**DIRECTION**
Give only the number of lines that hold the word "type".

— Start of SUPPLIED RECORDS —

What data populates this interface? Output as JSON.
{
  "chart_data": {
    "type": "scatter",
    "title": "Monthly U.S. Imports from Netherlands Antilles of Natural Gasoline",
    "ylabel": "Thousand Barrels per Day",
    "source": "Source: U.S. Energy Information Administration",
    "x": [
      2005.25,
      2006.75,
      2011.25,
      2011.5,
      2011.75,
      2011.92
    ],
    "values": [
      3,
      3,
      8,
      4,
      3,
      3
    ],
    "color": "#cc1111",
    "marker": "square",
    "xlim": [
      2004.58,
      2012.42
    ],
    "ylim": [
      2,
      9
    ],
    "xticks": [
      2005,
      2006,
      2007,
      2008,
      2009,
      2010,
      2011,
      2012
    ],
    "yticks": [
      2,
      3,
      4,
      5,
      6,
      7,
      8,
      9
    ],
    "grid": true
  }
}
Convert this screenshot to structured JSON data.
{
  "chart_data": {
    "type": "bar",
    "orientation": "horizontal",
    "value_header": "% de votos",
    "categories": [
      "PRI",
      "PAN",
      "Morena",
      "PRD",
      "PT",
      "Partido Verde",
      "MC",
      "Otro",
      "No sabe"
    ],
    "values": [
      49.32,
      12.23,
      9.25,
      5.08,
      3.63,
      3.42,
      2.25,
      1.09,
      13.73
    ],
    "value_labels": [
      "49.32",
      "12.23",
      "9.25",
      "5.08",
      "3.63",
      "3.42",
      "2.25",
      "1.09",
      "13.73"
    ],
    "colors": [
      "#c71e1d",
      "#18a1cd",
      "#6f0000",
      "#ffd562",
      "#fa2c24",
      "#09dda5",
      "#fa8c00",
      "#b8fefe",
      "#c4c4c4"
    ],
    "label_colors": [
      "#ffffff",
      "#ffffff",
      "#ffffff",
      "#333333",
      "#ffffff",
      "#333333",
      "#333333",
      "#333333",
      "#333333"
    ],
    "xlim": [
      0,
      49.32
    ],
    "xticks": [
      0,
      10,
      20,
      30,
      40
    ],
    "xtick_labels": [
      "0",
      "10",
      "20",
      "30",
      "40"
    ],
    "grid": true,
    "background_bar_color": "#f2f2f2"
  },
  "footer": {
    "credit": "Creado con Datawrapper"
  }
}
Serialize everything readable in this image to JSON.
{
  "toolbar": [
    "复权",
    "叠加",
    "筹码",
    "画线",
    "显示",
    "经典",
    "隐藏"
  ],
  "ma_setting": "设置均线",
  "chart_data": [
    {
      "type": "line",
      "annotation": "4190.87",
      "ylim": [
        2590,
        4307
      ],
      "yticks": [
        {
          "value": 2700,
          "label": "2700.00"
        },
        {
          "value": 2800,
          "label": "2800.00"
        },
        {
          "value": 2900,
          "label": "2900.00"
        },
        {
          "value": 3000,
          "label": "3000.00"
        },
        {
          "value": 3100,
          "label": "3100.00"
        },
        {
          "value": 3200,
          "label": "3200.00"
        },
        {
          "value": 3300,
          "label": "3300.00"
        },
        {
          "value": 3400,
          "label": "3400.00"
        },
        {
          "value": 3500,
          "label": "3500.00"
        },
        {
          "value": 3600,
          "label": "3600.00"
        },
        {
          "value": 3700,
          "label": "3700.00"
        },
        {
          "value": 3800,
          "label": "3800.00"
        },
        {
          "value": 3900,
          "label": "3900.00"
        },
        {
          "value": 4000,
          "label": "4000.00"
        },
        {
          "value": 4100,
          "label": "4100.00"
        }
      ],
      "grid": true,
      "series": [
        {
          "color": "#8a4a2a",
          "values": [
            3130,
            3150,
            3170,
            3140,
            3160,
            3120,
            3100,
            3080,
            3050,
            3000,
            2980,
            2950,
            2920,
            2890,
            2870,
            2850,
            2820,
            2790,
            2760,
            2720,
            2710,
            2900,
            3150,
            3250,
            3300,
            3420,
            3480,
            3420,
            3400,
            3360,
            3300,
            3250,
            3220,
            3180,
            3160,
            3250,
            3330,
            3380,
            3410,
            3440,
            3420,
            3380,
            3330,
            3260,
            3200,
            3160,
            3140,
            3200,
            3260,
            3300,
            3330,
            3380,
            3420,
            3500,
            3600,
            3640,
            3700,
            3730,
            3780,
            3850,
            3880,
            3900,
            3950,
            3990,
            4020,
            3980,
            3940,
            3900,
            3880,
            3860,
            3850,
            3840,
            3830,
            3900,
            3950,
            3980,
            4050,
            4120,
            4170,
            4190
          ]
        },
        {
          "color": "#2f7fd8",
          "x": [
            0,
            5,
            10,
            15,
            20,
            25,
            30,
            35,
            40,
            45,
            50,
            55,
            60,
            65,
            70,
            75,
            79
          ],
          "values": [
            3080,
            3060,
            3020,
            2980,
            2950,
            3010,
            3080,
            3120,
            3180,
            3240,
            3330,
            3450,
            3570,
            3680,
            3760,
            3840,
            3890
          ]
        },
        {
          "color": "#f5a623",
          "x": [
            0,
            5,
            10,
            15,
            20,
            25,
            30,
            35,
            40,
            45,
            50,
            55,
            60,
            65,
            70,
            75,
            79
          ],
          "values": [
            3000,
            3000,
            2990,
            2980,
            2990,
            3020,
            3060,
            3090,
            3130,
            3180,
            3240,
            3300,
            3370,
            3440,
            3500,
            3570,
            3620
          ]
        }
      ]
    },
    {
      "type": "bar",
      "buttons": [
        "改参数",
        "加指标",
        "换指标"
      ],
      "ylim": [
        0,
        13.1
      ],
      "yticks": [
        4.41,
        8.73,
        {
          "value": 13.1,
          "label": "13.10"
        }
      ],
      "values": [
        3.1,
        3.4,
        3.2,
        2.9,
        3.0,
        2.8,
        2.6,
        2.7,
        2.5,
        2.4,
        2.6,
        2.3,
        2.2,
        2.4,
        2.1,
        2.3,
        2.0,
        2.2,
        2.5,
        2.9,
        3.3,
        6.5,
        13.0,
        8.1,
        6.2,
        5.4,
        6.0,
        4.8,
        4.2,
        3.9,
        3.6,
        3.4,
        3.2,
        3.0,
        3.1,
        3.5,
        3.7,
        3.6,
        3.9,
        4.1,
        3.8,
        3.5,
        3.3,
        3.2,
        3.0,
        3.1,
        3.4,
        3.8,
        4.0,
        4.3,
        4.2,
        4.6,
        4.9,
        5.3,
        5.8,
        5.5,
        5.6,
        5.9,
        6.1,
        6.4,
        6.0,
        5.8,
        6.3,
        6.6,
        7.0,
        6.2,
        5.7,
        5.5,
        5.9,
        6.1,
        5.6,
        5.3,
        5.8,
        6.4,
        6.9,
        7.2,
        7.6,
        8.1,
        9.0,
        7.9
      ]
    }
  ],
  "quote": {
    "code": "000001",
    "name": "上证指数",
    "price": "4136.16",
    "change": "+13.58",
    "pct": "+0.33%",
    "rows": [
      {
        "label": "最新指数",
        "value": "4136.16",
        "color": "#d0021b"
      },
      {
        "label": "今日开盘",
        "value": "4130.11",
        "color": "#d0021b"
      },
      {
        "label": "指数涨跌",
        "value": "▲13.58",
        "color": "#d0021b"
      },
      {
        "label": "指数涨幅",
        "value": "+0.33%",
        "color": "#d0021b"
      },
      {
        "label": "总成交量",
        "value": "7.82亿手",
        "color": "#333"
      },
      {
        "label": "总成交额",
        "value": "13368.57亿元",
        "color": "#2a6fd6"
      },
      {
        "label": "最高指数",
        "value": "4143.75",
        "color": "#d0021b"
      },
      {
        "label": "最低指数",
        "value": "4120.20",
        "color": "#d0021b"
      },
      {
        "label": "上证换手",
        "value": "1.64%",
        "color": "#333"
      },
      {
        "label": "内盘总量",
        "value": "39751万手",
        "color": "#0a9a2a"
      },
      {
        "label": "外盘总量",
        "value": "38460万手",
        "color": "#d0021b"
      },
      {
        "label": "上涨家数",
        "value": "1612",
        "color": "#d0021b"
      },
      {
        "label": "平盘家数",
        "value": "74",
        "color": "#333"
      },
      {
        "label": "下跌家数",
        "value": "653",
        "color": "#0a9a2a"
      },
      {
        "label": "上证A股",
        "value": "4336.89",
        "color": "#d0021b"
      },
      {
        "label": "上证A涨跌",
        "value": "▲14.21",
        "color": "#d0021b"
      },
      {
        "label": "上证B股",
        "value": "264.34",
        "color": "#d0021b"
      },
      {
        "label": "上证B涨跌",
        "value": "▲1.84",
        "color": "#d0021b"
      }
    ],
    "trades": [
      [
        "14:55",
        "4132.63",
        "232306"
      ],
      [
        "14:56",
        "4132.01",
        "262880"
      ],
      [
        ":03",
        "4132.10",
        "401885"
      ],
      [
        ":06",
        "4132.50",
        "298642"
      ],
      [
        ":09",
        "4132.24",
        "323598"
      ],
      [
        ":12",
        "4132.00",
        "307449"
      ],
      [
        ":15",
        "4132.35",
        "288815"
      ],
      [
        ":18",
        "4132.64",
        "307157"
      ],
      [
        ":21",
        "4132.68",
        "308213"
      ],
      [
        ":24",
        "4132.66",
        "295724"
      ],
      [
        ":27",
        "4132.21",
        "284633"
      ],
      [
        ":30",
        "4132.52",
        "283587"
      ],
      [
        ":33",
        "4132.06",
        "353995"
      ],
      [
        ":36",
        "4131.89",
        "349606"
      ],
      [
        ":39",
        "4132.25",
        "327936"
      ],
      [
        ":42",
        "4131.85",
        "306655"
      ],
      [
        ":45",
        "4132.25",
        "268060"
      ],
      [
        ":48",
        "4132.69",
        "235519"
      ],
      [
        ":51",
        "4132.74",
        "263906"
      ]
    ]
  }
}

— End of SUPPLIED RECORDS —

**RESPONSE TO THIS TASK**
4